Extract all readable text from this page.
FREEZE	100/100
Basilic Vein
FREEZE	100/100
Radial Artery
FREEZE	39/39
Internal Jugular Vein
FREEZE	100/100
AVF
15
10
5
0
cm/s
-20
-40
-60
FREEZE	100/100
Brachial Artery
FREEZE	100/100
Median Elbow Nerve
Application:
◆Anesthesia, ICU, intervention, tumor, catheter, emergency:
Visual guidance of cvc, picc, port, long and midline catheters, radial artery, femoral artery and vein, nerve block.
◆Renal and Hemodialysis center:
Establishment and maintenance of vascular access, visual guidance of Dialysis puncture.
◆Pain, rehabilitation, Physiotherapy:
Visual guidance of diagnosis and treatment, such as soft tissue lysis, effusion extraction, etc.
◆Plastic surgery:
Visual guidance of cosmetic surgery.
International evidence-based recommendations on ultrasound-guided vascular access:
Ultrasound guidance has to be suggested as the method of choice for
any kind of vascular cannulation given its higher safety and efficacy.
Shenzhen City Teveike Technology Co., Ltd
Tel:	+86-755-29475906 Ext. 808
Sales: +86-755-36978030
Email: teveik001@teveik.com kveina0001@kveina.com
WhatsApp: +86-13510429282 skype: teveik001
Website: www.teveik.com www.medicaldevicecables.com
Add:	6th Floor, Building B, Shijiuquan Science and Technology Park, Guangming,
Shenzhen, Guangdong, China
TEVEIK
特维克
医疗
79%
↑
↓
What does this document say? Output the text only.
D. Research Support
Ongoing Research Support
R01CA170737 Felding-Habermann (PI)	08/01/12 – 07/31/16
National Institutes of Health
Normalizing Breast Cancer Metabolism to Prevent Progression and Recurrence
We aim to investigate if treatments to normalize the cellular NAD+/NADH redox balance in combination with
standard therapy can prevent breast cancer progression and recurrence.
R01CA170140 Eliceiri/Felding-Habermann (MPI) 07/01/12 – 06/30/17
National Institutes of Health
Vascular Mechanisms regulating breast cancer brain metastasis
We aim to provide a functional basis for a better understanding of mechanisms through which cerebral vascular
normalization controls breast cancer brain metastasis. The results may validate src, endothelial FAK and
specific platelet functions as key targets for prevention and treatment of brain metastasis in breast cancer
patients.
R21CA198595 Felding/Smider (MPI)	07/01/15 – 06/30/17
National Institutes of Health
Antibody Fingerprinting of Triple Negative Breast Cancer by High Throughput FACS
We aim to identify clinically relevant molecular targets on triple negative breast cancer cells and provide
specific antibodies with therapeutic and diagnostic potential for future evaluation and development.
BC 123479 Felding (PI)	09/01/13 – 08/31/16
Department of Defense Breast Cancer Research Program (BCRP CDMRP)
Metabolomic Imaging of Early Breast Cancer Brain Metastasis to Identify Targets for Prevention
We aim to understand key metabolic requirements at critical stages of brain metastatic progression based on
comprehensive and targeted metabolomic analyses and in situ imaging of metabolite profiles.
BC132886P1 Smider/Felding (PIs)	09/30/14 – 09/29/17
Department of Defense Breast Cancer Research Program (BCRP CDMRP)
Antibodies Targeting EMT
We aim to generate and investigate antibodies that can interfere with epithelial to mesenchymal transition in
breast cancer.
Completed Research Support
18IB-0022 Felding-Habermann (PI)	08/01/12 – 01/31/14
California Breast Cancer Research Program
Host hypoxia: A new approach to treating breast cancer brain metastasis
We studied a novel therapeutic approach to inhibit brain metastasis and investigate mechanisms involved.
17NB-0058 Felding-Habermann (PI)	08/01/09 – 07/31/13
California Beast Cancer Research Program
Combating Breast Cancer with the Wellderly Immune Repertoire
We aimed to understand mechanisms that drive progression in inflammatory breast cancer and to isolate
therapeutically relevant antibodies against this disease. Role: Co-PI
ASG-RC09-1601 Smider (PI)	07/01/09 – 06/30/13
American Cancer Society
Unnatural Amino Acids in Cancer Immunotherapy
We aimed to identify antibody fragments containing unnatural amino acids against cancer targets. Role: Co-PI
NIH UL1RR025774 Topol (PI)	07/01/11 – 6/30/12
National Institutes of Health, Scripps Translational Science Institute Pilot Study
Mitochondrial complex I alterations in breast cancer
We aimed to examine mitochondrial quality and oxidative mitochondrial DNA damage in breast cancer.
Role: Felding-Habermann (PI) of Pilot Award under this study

○ ○ ○ ○ ○

Try it: The expected output is one number: how many lines of the data above hold the string "Shenzhen".

Answer box: 2